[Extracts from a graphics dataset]
********************

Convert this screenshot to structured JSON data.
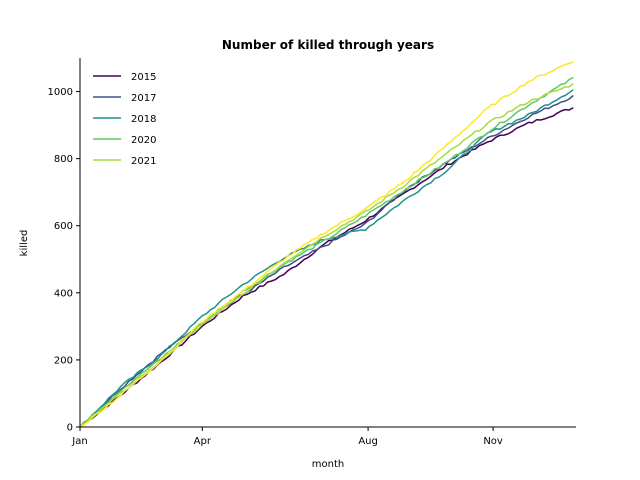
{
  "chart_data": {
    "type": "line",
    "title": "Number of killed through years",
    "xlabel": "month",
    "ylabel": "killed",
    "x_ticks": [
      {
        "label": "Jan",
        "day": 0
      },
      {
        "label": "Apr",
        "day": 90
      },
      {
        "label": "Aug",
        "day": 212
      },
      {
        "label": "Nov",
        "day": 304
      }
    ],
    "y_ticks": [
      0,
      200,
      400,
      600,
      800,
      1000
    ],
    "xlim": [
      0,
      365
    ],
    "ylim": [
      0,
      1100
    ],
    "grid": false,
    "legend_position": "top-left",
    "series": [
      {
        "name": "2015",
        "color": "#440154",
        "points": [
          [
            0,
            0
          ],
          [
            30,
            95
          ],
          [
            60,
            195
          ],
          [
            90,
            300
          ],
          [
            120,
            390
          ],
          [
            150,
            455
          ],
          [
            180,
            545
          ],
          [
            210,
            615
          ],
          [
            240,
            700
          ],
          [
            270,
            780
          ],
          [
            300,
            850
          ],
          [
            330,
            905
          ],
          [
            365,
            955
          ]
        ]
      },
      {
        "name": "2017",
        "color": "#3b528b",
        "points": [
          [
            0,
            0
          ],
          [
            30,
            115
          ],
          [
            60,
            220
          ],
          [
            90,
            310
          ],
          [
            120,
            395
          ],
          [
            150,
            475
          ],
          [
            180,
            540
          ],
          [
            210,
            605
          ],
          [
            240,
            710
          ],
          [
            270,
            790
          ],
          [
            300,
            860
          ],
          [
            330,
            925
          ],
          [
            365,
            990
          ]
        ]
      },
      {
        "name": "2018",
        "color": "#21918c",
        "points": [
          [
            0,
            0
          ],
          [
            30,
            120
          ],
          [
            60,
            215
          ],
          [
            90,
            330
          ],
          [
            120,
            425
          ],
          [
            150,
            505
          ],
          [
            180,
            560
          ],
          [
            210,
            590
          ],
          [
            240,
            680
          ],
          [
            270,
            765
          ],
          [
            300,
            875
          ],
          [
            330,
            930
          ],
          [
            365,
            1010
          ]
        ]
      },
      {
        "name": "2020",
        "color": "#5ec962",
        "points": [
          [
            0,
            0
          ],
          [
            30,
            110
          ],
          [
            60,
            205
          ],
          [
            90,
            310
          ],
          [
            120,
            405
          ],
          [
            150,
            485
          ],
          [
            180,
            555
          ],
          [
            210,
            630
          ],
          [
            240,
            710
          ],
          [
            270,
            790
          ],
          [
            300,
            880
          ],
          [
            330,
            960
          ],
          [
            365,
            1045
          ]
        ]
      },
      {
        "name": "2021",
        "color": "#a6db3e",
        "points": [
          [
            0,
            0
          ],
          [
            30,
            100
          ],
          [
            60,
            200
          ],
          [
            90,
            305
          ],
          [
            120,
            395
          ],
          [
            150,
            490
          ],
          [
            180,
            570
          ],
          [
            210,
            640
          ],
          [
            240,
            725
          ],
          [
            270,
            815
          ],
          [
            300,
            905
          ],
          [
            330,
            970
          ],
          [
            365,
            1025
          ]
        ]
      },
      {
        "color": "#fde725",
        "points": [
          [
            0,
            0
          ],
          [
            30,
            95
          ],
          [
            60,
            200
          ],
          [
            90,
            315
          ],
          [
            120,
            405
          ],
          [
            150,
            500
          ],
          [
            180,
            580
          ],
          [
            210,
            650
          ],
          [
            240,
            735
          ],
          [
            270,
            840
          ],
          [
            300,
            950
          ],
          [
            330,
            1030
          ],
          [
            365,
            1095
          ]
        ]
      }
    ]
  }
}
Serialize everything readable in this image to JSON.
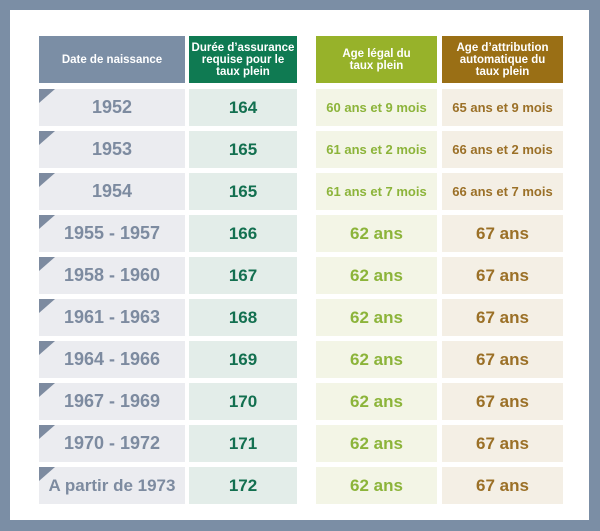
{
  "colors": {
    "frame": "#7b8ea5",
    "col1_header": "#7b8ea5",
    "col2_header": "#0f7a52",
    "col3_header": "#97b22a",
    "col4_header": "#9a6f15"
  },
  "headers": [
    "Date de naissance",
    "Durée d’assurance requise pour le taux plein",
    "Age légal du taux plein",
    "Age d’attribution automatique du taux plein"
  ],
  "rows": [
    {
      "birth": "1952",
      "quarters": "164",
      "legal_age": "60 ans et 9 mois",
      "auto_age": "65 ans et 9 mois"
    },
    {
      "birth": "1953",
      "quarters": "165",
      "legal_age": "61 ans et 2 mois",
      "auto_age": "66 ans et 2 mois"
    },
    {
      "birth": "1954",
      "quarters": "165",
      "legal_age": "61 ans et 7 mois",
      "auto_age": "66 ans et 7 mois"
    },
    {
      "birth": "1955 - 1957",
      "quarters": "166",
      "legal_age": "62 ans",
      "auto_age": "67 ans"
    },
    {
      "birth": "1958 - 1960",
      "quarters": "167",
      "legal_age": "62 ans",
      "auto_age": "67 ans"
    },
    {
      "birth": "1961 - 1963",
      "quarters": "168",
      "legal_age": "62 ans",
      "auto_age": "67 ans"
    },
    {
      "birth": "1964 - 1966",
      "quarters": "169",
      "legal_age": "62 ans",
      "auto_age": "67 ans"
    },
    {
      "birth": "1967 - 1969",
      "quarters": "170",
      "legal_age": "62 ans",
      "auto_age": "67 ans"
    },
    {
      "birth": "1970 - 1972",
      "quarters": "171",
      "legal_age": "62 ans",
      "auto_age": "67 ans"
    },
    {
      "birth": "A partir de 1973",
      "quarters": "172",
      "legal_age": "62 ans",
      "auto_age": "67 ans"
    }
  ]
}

********************

• WRITTEN REQUEST: The records above are to be restated exactly, without their pictures.

• REPLY TO THE EXERCISE:
Convert this screenshot to structured JSON data.
{
  "chart_data": {
    "type": "line",
    "title": "Number of killed through years",
    "xlabel": "month",
    "ylabel": "killed",
    "x_ticks": [
      {
        "label": "Jan",
        "day": 0
      },
      {
        "label": "Apr",
        "day": 90
      },
      {
        "label": "Aug",
        "day": 212
      },
      {
        "label": "Nov",
        "day": 304
      }
    ],
    "y_ticks": [
      0,
      200,
      400,
      600,
      800,
      1000
    ],
    "xlim": [
      0,
      365
    ],
    "ylim": [
      0,
      1100
    ],
    "grid": false,
    "legend_position": "top-left",
    "series": [
      {
        "name": "2015",
        "color": "#440154",
        "points": [
          [
            0,
            0
          ],
          [
            30,
            95
          ],
          [
            60,
            195
          ],
          [
            90,
            300
          ],
          [
            120,
            390
          ],
          [
            150,
            455
          ],
          [
            180,
            545
          ],
          [
            210,
            615
          ],
          [
            240,
            700
          ],
          [
            270,
            780
          ],
          [
            300,
            850
          ],
          [
            330,
            905
          ],
          [
            365,
            955
          ]
        ]
      },
      {
        "name": "2017",
        "color": "#3b528b",
        "points": [
          [
            0,
            0
          ],
          [
            30,
            115
          ],
          [
            60,
            220
          ],
          [
            90,
            310
          ],
          [
            120,
            395
          ],
          [
            150,
            475
          ],
          [
            180,
            540
          ],
          [
            210,
            605
          ],
          [
            240,
            710
          ],
          [
            270,
            790
          ],
          [
            300,
            860
          ],
          [
            330,
            925
          ],
          [
            365,
            990
          ]
        ]
      },
      {
        "name": "2018",
        "color": "#21918c",
        "points": [
          [
            0,
            0
          ],
          [
            30,
            120
          ],
          [
            60,
            215
          ],
          [
            90,
            330
          ],
          [
            120,
            425
          ],
          [
            150,
            505
          ],
          [
            180,
            560
          ],
          [
            210,
            590
          ],
          [
            240,
            680
          ],
          [
            270,
            765
          ],
          [
            300,
            875
          ],
          [
            330,
            930
          ],
          [
            365,
            1010
          ]
        ]
      },
      {
        "name": "2020",
        "color": "#5ec962",
        "points": [
          [
            0,
            0
          ],
          [
            30,
            110
          ],
          [
            60,
            205
          ],
          [
            90,
            310
          ],
          [
            120,
            405
          ],
          [
            150,
            485
          ],
          [
            180,
            555
          ],
          [
            210,
            630
          ],
          [
            240,
            710
          ],
          [
            270,
            790
          ],
          [
            300,
            880
          ],
          [
            330,
            960
          ],
          [
            365,
            1045
          ]
        ]
      },
      {
        "name": "2021",
        "color": "#a6db3e",
        "points": [
          [
            0,
            0
          ],
          [
            30,
            100
          ],
          [
            60,
            200
          ],
          [
            90,
            305
          ],
          [
            120,
            395
          ],
          [
            150,
            490
          ],
          [
            180,
            570
          ],
          [
            210,
            640
          ],
          [
            240,
            725
          ],
          [
            270,
            815
          ],
          [
            300,
            905
          ],
          [
            330,
            970
          ],
          [
            365,
            1025
          ]
        ]
      },
      {
        "color": "#fde725",
        "points": [
          [
            0,
            0
          ],
          [
            30,
            95
          ],
          [
            60,
            200
          ],
          [
            90,
            315
          ],
          [
            120,
            405
          ],
          [
            150,
            500
          ],
          [
            180,
            580
          ],
          [
            210,
            650
          ],
          [
            240,
            735
          ],
          [
            270,
            840
          ],
          [
            300,
            950
          ],
          [
            330,
            1030
          ],
          [
            365,
            1095
          ]
        ]
      }
    ]
  }
}
Serialize everything readable in this image to JSON.
{
  "colors": {
    "frame": "#7b8ea5",
    "col1_header": "#7b8ea5",
    "col2_header": "#0f7a52",
    "col3_header": "#97b22a",
    "col4_header": "#9a6f15"
  },
  "headers": [
    "Date de naissance",
    "Durée d’assurance requise pour le taux plein",
    "Age légal du taux plein",
    "Age d’attribution automatique du taux plein"
  ],
  "rows": [
    {
      "birth": "1952",
      "quarters": "164",
      "legal_age": "60 ans et 9 mois",
      "auto_age": "65 ans et 9 mois"
    },
    {
      "birth": "1953",
      "quarters": "165",
      "legal_age": "61 ans et 2 mois",
      "auto_age": "66 ans et 2 mois"
    },
    {
      "birth": "1954",
      "quarters": "165",
      "legal_age": "61 ans et 7 mois",
      "auto_age": "66 ans et 7 mois"
    },
    {
      "birth": "1955 - 1957",
      "quarters": "166",
      "legal_age": "62 ans",
      "auto_age": "67 ans"
    },
    {
      "birth": "1958 - 1960",
      "quarters": "167",
      "legal_age": "62 ans",
      "auto_age": "67 ans"
    },
    {
      "birth": "1961 - 1963",
      "quarters": "168",
      "legal_age": "62 ans",
      "auto_age": "67 ans"
    },
    {
      "birth": "1964 - 1966",
      "quarters": "169",
      "legal_age": "62 ans",
      "auto_age": "67 ans"
    },
    {
      "birth": "1967 - 1969",
      "quarters": "170",
      "legal_age": "62 ans",
      "auto_age": "67 ans"
    },
    {
      "birth": "1970 - 1972",
      "quarters": "171",
      "legal_age": "62 ans",
      "auto_age": "67 ans"
    },
    {
      "birth": "A partir de 1973",
      "quarters": "172",
      "legal_age": "62 ans",
      "auto_age": "67 ans"
    }
  ]
}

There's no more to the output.